Exercise details
Write out all of the entries exactly, please.

Dataset entries:
§ §
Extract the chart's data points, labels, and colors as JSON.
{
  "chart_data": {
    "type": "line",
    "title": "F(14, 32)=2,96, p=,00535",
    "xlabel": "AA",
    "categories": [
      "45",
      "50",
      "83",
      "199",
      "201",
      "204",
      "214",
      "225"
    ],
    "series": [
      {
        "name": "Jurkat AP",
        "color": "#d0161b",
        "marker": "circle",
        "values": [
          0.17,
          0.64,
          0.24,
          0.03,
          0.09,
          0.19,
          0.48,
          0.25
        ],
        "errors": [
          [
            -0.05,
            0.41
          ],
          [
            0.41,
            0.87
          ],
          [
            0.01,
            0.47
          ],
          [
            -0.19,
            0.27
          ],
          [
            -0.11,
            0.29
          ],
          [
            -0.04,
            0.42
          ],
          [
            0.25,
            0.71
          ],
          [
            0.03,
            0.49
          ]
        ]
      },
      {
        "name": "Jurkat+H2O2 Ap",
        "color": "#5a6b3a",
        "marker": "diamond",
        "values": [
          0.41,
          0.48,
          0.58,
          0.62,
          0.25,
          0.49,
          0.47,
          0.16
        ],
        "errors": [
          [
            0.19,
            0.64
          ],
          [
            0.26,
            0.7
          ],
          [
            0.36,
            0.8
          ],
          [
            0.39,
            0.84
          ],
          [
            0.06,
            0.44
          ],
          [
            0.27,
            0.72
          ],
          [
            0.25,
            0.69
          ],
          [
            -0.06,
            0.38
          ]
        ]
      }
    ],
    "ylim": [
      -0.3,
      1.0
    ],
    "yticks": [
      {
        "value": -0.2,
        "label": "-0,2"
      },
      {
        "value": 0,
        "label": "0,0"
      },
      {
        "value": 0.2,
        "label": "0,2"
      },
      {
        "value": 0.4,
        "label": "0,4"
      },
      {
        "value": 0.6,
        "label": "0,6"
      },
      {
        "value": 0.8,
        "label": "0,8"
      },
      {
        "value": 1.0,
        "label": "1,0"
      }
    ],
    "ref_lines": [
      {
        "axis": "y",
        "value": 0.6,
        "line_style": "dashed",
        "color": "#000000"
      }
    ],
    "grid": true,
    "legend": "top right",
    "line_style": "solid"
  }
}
§ §
Solved exercise
Extract the chart's data points, labels, and colors as JSON.
{
  "chart_data": {
    "type": "line",
    "title": "F(14, 32)=2,96, p=,00535",
    "xlabel": "AA",
    "categories": [
      "45",
      "50",
      "83",
      "199",
      "201",
      "204",
      "214",
      "225"
    ],
    "series": [
      {
        "name": "Jurkat AP",
        "color": "#d0161b",
        "marker": "circle",
        "values": [
          0.17,
          0.64,
          0.24,
          0.03,
          0.09,
          0.19,
          0.48,
          0.25
        ],
        "errors": [
          [
            -0.05,
            0.41
          ],
          [
            0.41,
            0.87
          ],
          [
            0.01,
            0.47
          ],
          [
            -0.19,
            0.27
          ],
          [
            -0.11,
            0.29
          ],
          [
            -0.04,
            0.42
          ],
          [
            0.25,
            0.71
          ],
          [
            0.03,
            0.49
          ]
        ]
      },
      {
        "name": "Jurkat+H2O2 Ap",
        "color": "#5a6b3a",
        "marker": "diamond",
        "values": [
          0.41,
          0.48,
          0.58,
          0.62,
          0.25,
          0.49,
          0.47,
          0.16
        ],
        "errors": [
          [
            0.19,
            0.64
          ],
          [
            0.26,
            0.7
          ],
          [
            0.36,
            0.8
          ],
          [
            0.39,
            0.84
          ],
          [
            0.06,
            0.44
          ],
          [
            0.27,
            0.72
          ],
          [
            0.25,
            0.69
          ],
          [
            -0.06,
            0.38
          ]
        ]
      }
    ],
    "ylim": [
      -0.3,
      1.0
    ],
    "yticks": [
      {
        "value": -0.2,
        "label": "-0,2"
      },
      {
        "value": 0,
        "label": "0,0"
      },
      {
        "value": 0.2,
        "label": "0,2"
      },
      {
        "value": 0.4,
        "label": "0,4"
      },
      {
        "value": 0.6,
        "label": "0,6"
      },
      {
        "value": 0.8,
        "label": "0,8"
      },
      {
        "value": 1.0,
        "label": "1,0"
      }
    ],
    "ref_lines": [
      {
        "axis": "y",
        "value": 0.6,
        "line_style": "dashed",
        "color": "#000000"
      }
    ],
    "grid": true,
    "legend": "top right",
    "line_style": "solid"
  }
}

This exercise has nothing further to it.